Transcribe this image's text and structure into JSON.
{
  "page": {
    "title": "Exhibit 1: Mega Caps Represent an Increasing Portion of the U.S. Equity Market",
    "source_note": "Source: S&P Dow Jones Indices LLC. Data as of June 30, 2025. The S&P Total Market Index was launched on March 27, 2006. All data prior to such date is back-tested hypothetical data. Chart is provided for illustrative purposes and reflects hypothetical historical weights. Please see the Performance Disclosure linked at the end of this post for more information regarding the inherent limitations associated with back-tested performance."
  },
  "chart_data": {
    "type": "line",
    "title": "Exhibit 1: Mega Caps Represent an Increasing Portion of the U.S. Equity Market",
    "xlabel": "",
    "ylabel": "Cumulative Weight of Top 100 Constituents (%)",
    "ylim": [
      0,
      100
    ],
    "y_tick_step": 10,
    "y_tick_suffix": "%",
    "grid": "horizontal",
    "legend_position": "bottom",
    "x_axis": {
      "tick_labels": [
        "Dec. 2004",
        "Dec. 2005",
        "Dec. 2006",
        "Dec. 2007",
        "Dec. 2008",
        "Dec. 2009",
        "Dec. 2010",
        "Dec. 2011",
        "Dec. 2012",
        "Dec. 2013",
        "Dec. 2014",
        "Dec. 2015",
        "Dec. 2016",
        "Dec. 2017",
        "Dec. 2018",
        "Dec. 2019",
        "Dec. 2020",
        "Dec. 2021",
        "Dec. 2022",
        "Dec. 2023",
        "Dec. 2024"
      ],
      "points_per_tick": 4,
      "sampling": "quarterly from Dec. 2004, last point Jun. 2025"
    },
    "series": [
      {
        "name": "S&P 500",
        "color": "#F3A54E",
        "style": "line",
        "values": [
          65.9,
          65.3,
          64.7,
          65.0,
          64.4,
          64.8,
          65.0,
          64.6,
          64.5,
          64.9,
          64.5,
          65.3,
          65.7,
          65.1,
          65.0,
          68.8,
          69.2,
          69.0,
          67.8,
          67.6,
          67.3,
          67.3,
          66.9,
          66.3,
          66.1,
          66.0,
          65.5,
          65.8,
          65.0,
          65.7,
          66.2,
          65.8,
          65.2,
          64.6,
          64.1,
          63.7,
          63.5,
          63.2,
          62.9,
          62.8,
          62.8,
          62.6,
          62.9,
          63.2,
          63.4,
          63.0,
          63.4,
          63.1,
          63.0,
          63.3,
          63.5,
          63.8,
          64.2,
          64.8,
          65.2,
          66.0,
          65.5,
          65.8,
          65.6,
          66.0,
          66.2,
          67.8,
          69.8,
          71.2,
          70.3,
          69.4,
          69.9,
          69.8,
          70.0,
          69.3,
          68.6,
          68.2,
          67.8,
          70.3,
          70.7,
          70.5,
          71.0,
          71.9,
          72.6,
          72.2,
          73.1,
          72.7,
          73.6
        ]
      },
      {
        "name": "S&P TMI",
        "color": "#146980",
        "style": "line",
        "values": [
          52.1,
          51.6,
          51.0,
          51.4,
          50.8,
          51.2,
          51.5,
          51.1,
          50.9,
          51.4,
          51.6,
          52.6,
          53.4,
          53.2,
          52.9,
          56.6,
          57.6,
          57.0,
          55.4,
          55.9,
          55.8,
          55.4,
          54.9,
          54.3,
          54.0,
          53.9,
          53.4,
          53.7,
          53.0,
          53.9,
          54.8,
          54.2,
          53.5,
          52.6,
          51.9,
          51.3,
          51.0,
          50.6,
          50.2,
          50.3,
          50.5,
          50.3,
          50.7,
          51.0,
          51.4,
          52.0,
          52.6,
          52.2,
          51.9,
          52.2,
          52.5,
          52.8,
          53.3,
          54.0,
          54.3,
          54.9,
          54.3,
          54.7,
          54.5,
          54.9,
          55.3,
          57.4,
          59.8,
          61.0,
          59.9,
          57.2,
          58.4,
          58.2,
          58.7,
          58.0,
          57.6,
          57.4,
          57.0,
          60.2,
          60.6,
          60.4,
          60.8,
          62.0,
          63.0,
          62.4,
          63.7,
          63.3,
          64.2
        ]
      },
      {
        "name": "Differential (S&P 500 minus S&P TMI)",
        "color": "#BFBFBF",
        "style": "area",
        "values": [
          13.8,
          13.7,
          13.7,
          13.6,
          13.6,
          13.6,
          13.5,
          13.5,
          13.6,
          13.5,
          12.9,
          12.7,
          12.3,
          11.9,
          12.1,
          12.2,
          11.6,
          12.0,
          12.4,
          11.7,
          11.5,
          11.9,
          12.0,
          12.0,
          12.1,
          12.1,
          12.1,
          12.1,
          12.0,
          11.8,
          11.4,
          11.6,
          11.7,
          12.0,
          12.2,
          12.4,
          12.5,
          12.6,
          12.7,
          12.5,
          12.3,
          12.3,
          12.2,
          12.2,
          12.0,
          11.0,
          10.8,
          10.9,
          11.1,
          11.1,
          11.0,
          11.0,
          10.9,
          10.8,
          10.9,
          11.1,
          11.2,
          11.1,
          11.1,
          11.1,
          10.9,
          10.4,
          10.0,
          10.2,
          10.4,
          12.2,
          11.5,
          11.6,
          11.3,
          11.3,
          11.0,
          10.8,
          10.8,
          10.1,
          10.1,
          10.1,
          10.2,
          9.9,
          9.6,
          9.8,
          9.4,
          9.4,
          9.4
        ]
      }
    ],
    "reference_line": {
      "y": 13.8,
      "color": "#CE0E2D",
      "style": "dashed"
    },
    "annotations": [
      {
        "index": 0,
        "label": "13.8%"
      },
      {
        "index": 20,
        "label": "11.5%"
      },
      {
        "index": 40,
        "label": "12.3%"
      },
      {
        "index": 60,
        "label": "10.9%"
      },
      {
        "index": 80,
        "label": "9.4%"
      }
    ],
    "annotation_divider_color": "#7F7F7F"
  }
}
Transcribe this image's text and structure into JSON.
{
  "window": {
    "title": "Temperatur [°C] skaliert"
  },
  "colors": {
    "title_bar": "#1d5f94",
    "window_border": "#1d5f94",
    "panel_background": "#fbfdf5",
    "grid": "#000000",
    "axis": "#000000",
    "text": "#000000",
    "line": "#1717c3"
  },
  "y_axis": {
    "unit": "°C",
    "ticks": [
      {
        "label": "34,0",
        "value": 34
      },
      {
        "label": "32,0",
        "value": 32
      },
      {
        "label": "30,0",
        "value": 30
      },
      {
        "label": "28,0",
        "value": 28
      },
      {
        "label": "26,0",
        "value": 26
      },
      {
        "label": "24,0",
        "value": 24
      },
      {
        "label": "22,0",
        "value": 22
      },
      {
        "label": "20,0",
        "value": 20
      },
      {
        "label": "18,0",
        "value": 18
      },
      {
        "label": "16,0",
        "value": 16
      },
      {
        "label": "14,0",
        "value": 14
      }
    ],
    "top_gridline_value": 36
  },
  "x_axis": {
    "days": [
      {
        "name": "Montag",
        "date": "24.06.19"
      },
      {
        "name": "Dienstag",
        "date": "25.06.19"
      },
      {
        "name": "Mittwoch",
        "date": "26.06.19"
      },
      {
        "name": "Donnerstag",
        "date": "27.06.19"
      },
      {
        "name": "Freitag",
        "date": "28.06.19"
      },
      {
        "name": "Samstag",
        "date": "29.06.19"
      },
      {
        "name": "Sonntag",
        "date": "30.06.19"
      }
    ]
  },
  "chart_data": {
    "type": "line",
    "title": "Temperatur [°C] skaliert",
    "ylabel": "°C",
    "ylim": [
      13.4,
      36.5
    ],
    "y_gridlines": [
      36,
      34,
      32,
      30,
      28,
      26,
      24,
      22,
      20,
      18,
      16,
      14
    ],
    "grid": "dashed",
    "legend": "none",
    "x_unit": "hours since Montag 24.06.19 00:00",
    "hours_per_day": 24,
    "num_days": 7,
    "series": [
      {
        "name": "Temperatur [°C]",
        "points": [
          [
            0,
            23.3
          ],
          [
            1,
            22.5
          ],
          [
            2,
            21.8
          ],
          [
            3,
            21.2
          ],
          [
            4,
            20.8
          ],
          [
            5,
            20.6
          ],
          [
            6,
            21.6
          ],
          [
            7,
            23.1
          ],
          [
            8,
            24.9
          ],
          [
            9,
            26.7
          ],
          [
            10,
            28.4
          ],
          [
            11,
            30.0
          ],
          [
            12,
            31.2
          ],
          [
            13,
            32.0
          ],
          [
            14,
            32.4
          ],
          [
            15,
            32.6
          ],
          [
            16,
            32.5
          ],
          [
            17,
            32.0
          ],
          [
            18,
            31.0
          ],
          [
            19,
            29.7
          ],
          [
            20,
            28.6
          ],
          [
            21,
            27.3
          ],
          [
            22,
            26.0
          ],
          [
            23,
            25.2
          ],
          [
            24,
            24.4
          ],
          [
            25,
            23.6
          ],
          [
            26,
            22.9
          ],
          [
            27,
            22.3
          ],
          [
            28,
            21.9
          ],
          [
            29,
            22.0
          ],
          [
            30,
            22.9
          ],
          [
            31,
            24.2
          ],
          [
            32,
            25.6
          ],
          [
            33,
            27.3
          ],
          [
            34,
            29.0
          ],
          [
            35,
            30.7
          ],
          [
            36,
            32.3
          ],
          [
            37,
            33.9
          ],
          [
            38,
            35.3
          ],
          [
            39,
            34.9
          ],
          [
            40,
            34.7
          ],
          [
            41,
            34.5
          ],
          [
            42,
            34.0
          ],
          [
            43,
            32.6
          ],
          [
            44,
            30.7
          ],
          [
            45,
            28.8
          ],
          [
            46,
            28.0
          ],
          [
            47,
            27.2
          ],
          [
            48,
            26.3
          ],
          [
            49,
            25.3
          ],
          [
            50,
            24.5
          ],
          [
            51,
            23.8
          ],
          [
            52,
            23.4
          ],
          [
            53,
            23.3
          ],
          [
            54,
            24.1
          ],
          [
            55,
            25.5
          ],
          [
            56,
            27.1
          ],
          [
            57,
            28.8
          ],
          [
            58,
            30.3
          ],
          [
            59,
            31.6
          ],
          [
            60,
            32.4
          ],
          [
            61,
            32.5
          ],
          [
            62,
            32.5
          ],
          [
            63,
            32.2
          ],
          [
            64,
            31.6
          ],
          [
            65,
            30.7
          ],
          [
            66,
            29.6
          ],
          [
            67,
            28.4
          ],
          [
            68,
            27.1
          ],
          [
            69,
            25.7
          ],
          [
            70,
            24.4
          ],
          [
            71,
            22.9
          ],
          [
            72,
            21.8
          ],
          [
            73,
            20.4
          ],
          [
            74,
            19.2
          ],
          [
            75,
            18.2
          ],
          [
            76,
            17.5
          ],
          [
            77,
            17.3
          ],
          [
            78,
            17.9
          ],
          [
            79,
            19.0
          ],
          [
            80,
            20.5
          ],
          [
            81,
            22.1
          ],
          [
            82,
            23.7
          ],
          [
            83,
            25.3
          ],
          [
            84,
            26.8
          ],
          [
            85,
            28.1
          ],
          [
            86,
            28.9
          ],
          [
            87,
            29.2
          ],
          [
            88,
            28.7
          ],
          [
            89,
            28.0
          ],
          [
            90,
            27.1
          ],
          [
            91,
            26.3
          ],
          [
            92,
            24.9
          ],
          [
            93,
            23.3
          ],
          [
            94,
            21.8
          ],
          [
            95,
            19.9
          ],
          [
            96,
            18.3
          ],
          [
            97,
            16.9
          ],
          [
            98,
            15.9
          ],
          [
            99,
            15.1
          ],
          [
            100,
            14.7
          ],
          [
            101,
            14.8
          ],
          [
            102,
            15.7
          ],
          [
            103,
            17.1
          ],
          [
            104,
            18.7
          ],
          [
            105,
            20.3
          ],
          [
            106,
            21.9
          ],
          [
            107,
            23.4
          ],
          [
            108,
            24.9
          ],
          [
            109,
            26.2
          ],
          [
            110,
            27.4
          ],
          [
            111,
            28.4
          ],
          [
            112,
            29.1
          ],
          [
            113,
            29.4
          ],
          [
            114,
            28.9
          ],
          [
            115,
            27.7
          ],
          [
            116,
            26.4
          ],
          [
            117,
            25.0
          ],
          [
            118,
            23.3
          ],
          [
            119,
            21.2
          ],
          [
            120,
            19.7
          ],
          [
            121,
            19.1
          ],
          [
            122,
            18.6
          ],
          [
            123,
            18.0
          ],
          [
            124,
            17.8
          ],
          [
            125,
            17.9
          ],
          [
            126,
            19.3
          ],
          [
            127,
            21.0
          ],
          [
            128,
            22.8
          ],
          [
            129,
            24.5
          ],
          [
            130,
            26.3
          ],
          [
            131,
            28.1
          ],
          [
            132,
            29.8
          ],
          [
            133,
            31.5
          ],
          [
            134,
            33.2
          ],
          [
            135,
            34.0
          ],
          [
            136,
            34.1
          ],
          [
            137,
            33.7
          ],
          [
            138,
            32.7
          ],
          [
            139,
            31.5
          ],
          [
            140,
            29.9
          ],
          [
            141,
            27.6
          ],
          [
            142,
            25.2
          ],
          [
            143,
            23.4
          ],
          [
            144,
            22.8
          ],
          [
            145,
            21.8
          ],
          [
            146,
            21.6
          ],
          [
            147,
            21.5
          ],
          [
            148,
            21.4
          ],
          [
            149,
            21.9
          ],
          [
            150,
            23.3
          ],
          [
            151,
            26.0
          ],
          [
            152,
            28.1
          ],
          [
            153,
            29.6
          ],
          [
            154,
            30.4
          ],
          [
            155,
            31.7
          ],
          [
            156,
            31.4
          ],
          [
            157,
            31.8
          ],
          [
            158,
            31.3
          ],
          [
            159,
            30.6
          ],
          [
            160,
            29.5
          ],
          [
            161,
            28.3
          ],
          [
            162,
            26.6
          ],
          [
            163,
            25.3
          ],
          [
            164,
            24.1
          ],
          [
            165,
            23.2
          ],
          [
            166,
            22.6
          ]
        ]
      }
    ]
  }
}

········

# The request:
Pick out every line with the string "date" and copy it.

# Task output:
    "source_note": "Source: S&P Dow Jones Indices LLC. Data as of June 30, 2025. The S&P Total Market Index was launched on March 27, 2006. All data prior to such date is back-tested hypothetical data. Chart is provided for illustrative purposes and reflects hypothetical historical weights. Please see the Performance Disclosure linked at the end of this post for more information regarding the inherent limitations associated with back-tested performance."
        "date": "24.06.19"
        "date": "25.06.19"
        "date": "26.06.19"
        "date": "27.06.19"
        "date": "28.06.19"
        "date": "29.06.19"
        "date": "30.06.19"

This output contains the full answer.